- GOAL:
Copy each line that has the string "Orchestra" somewhere in it.

Extracted records:
· · · · ·
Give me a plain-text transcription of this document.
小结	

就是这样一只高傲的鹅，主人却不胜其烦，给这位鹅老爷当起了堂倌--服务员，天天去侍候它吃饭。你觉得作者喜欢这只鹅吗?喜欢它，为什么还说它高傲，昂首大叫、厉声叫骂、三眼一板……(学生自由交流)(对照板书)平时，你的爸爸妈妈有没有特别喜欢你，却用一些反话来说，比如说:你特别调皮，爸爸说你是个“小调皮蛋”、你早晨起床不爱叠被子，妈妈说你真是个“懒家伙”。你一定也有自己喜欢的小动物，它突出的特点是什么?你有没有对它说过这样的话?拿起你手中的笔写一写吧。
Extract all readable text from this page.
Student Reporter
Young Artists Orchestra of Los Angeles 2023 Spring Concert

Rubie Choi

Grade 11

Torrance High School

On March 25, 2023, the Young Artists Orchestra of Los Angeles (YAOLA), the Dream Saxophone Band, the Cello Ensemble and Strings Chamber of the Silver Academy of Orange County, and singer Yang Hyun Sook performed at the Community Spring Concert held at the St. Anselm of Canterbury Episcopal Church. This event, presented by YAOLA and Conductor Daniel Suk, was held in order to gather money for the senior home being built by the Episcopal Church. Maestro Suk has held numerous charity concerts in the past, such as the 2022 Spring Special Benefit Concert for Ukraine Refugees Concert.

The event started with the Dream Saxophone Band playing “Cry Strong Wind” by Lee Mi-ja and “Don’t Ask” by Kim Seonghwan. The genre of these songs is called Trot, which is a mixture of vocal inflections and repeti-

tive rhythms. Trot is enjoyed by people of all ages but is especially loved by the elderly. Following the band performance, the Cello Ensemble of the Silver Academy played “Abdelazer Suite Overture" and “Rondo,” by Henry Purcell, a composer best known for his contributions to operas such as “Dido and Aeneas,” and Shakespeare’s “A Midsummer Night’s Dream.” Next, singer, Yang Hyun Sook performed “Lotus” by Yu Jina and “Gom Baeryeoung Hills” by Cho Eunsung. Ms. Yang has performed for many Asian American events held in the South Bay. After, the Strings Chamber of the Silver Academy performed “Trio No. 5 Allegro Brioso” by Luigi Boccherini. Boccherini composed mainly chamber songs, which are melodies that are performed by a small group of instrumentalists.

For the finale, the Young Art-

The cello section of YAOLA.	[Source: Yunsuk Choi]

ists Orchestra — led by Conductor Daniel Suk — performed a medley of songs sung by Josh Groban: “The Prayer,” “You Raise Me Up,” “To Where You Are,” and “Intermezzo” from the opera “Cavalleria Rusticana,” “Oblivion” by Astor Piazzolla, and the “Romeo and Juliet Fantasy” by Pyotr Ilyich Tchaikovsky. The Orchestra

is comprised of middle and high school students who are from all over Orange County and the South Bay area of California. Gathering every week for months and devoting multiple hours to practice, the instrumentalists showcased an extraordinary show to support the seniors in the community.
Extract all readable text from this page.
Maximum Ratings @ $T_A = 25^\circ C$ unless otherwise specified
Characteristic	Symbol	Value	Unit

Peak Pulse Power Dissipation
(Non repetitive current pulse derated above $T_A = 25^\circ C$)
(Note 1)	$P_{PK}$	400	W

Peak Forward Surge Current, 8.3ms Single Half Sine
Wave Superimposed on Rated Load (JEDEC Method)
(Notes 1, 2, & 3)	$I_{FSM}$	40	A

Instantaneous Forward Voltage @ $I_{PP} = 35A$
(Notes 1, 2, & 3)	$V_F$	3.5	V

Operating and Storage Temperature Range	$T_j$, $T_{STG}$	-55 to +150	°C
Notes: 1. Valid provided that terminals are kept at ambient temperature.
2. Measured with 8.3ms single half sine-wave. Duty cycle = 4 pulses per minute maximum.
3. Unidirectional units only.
· · · · ·
- THE REPLY:
Young Artists Orchestra of Los Angeles 2023 Spring Concert
On March 25, 2023, the Young Artists Orchestra of Los Angeles (YAOLA), the Dream Saxophone Band, the Cello Ensemble and Strings Chamber of the Silver Academy of Orange County, and singer Yang Hyun Sook performed at the Community Spring Concert held at the St. Anselm of Canterbury Episcopal Church. This event, presented by YAOLA and Conductor Daniel Suk, was held in order to gather money for the senior home being built by the Episcopal Church. Maestro Suk has held numerous charity concerts in the past, such as the 2022 Spring Special Benefit Concert for Ukraine Refugees Concert.
ists Orchestra — led by Conductor Daniel Suk — performed a medley of songs sung by Josh Groban: “The Prayer,” “You Raise Me Up,” “To Where You Are,” and “Intermezzo” from the opera “Cavalleria Rusticana,” “Oblivion” by Astor Piazzolla, and the “Romeo and Juliet Fantasy” by Pyotr Ilyich Tchaikovsky. The Orchestra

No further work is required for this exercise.